**Directions**
What is needed is a word-for-word transcription of every record below.
Segment Start: Dataset
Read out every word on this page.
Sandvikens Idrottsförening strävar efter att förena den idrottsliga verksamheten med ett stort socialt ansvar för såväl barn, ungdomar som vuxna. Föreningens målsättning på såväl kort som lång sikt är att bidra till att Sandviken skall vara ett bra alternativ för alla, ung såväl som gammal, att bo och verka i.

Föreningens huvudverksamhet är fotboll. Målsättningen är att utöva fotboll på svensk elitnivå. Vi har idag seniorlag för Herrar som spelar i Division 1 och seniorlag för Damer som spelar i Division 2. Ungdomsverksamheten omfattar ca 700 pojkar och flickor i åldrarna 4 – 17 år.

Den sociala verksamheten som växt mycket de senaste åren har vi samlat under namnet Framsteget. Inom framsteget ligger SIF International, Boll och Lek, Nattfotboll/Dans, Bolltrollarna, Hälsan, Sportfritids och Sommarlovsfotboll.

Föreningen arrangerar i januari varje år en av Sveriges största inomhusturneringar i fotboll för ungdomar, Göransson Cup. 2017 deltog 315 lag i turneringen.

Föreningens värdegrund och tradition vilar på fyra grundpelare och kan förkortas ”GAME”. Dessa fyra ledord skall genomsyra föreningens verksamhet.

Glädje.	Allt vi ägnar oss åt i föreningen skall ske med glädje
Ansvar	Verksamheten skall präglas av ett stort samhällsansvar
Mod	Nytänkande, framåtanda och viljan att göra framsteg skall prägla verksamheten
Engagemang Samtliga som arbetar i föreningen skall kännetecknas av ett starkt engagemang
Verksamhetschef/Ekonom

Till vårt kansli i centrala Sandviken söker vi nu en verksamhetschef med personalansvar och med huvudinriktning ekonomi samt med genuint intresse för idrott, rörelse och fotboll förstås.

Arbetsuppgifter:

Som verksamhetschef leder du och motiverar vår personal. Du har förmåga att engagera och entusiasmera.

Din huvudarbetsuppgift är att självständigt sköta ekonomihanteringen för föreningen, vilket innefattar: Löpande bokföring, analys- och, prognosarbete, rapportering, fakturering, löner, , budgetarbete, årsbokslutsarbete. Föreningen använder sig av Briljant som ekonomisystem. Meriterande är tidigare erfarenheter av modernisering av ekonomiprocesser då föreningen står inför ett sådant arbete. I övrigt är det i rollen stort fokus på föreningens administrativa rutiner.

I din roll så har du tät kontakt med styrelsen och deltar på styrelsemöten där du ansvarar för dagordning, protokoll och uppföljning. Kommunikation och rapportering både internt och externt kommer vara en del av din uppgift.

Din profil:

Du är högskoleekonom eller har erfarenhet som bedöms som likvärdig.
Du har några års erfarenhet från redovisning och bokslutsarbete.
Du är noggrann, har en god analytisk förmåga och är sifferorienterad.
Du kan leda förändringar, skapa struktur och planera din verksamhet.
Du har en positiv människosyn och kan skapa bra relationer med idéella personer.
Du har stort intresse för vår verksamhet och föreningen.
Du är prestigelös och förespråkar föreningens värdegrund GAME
Segment End: Dataset
**Expected answer**
Read out every word on this page.
Sandvikens Idrottsförening strävar efter att förena den idrottsliga verksamheten med ett stort socialt ansvar för såväl barn, ungdomar som vuxna. Föreningens målsättning på såväl kort som lång sikt är att bidra till att Sandviken skall vara ett bra alternativ för alla, ung såväl som gammal, att bo och verka i.

Föreningens huvudverksamhet är fotboll. Målsättningen är att utöva fotboll på svensk elitnivå. Vi har idag seniorlag för Herrar som spelar i Division 1 och seniorlag för Damer som spelar i Division 2. Ungdomsverksamheten omfattar ca 700 pojkar och flickor i åldrarna 4 – 17 år.

Den sociala verksamheten som växt mycket de senaste åren har vi samlat under namnet Framsteget. Inom framsteget ligger SIF International, Boll och Lek, Nattfotboll/Dans, Bolltrollarna, Hälsan, Sportfritids och Sommarlovsfotboll.

Föreningen arrangerar i januari varje år en av Sveriges största inomhusturneringar i fotboll för ungdomar, Göransson Cup. 2017 deltog 315 lag i turneringen.

Föreningens värdegrund och tradition vilar på fyra grundpelare och kan förkortas ”GAME”. Dessa fyra ledord skall genomsyra föreningens verksamhet.

Glädje.	Allt vi ägnar oss åt i föreningen skall ske med glädje
Ansvar	Verksamheten skall präglas av ett stort samhällsansvar
Mod	Nytänkande, framåtanda och viljan att göra framsteg skall prägla verksamheten
Engagemang Samtliga som arbetar i föreningen skall kännetecknas av ett starkt engagemang
Verksamhetschef/Ekonom

Till vårt kansli i centrala Sandviken söker vi nu en verksamhetschef med personalansvar och med huvudinriktning ekonomi samt med genuint intresse för idrott, rörelse och fotboll förstås.

Arbetsuppgifter:

Som verksamhetschef leder du och motiverar vår personal. Du har förmåga att engagera och entusiasmera.

Din huvudarbetsuppgift är att självständigt sköta ekonomihanteringen för föreningen, vilket innefattar: Löpande bokföring, analys- och, prognosarbete, rapportering, fakturering, löner, , budgetarbete, årsbokslutsarbete. Föreningen använder sig av Briljant som ekonomisystem. Meriterande är tidigare erfarenheter av modernisering av ekonomiprocesser då föreningen står inför ett sådant arbete. I övrigt är det i rollen stort fokus på föreningens administrativa rutiner.

I din roll så har du tät kontakt med styrelsen och deltar på styrelsemöten där du ansvarar för dagordning, protokoll och uppföljning. Kommunikation och rapportering både internt och externt kommer vara en del av din uppgift.

Din profil:

Du är högskoleekonom eller har erfarenhet som bedöms som likvärdig.
Du har några års erfarenhet från redovisning och bokslutsarbete.
Du är noggrann, har en god analytisk förmåga och är sifferorienterad.
Du kan leda förändringar, skapa struktur och planera din verksamhet.
Du har en positiv människosyn och kan skapa bra relationer med idéella personer.
Du har stort intresse för vår verksamhet och föreningen.
Du är prestigelös och förespråkar föreningens värdegrund GAME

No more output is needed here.